**What the task asks**
Show each line of the data below that has the string "Spectrum" in it.

**Exercise input**
= = = =

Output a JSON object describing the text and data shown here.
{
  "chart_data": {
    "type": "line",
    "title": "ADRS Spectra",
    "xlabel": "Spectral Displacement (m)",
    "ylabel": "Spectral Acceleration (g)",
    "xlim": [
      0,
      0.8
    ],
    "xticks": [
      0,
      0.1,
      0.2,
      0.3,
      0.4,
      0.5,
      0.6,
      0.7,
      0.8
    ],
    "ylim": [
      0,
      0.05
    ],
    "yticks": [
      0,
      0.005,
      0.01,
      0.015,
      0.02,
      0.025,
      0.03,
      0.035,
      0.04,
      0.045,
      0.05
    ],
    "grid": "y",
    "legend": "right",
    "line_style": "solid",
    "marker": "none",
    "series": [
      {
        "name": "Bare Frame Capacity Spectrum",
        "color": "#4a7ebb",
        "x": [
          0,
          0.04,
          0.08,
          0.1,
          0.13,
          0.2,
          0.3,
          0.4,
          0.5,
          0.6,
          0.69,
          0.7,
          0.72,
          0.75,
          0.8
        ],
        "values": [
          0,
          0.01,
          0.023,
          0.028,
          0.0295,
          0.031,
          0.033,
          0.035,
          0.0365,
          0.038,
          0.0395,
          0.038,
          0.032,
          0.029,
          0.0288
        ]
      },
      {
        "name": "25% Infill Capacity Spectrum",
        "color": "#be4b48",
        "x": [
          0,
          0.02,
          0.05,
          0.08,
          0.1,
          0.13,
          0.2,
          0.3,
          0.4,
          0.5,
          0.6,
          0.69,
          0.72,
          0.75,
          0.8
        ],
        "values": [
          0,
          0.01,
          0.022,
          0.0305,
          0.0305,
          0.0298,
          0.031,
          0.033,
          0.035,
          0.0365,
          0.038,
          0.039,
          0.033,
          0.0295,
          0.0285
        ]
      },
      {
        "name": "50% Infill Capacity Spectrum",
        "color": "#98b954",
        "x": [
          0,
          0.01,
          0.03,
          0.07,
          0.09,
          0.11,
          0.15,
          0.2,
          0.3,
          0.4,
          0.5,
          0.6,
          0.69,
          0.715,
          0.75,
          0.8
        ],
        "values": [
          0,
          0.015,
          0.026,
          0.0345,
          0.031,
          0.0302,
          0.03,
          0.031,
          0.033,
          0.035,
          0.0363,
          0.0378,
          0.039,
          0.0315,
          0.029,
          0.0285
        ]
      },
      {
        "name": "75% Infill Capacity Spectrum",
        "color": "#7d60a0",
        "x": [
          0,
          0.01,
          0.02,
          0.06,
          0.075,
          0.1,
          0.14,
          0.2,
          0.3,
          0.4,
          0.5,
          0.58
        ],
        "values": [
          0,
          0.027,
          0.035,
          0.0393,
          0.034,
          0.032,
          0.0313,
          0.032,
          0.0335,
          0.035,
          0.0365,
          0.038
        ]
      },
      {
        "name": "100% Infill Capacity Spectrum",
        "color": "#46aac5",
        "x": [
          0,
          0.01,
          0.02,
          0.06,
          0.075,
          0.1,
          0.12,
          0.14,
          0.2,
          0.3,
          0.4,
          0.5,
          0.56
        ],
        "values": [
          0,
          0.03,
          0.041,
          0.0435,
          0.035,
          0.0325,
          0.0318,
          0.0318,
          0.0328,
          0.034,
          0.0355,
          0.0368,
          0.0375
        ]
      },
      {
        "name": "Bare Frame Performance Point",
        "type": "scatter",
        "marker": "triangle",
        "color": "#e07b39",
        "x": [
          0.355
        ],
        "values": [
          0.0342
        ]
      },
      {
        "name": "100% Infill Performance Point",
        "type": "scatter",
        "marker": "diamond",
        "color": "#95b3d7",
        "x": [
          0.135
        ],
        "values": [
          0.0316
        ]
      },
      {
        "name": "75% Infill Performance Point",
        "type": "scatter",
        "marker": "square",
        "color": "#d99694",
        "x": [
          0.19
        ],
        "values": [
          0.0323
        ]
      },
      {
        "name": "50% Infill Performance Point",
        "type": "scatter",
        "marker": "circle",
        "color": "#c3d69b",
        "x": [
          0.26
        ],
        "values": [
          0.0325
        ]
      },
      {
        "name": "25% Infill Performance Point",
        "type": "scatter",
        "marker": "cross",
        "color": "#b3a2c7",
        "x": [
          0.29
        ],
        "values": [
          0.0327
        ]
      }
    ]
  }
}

= = = =

**Final answer**
        "name": "Bare Frame Capacity Spectrum",
        "name": "25% Infill Capacity Spectrum",
        "name": "50% Infill Capacity Spectrum",
        "name": "75% Infill Capacity Spectrum",
        "name": "100% Infill Capacity Spectrum",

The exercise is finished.